What is needed: Reproduce every entry exactly and leave its pictures out.
Begin Records shown
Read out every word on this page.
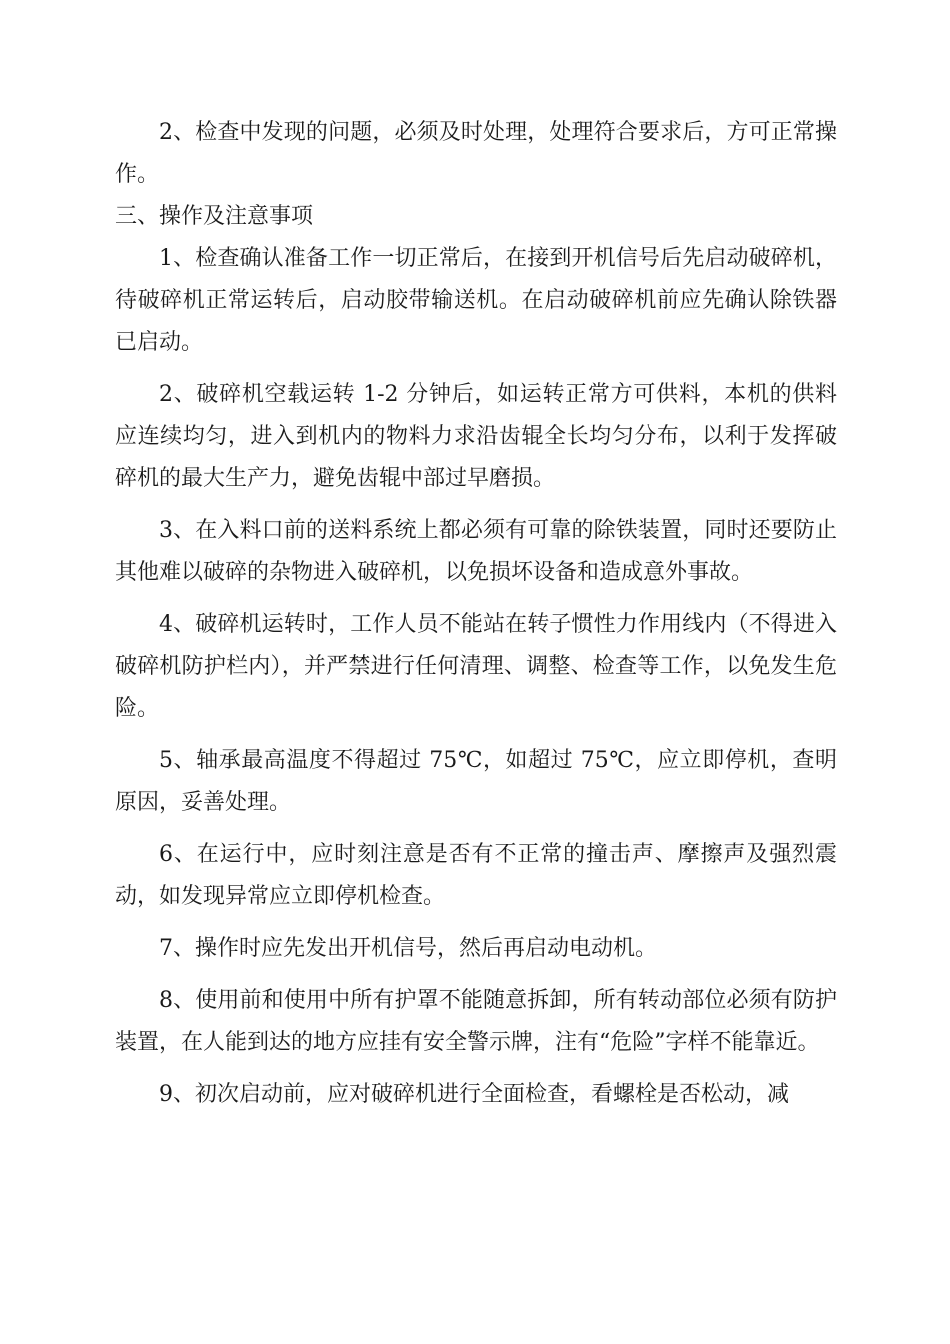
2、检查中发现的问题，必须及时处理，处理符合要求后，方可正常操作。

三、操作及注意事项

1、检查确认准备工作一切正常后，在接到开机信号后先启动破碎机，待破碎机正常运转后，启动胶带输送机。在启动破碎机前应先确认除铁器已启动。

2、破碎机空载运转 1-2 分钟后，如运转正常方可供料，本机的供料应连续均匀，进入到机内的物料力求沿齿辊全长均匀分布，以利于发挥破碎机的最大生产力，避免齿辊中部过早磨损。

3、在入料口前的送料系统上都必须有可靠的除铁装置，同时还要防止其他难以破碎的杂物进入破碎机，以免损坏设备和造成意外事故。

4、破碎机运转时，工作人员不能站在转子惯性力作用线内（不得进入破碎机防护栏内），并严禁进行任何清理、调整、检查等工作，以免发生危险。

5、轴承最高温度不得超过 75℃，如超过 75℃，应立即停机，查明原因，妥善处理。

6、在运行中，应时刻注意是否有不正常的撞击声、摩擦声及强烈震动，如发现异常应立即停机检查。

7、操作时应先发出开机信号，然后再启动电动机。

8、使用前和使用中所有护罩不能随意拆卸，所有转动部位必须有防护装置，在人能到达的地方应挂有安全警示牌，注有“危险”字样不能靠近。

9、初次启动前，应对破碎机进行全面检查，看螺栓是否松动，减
End Records shown
Finished exercise:
Read out every word on this page.
2、检查中发现的问题，必须及时处理，处理符合要求后，方可正常操作。

三、操作及注意事项

1、检查确认准备工作一切正常后，在接到开机信号后先启动破碎机，待破碎机正常运转后，启动胶带输送机。在启动破碎机前应先确认除铁器已启动。

2、破碎机空载运转 1-2 分钟后，如运转正常方可供料，本机的供料应连续均匀，进入到机内的物料力求沿齿辊全长均匀分布，以利于发挥破碎机的最大生产力，避免齿辊中部过早磨损。

3、在入料口前的送料系统上都必须有可靠的除铁装置，同时还要防止其他难以破碎的杂物进入破碎机，以免损坏设备和造成意外事故。

4、破碎机运转时，工作人员不能站在转子惯性力作用线内（不得进入破碎机防护栏内），并严禁进行任何清理、调整、检查等工作，以免发生危险。

5、轴承最高温度不得超过 75℃，如超过 75℃，应立即停机，查明原因，妥善处理。

6、在运行中，应时刻注意是否有不正常的撞击声、摩擦声及强烈震动，如发现异常应立即停机检查。

7、操作时应先发出开机信号，然后再启动电动机。

8、使用前和使用中所有护罩不能随意拆卸，所有转动部位必须有防护装置，在人能到达的地方应挂有安全警示牌，注有“危险”字样不能靠近。

9、初次启动前，应对破碎机进行全面检查，看螺栓是否松动，减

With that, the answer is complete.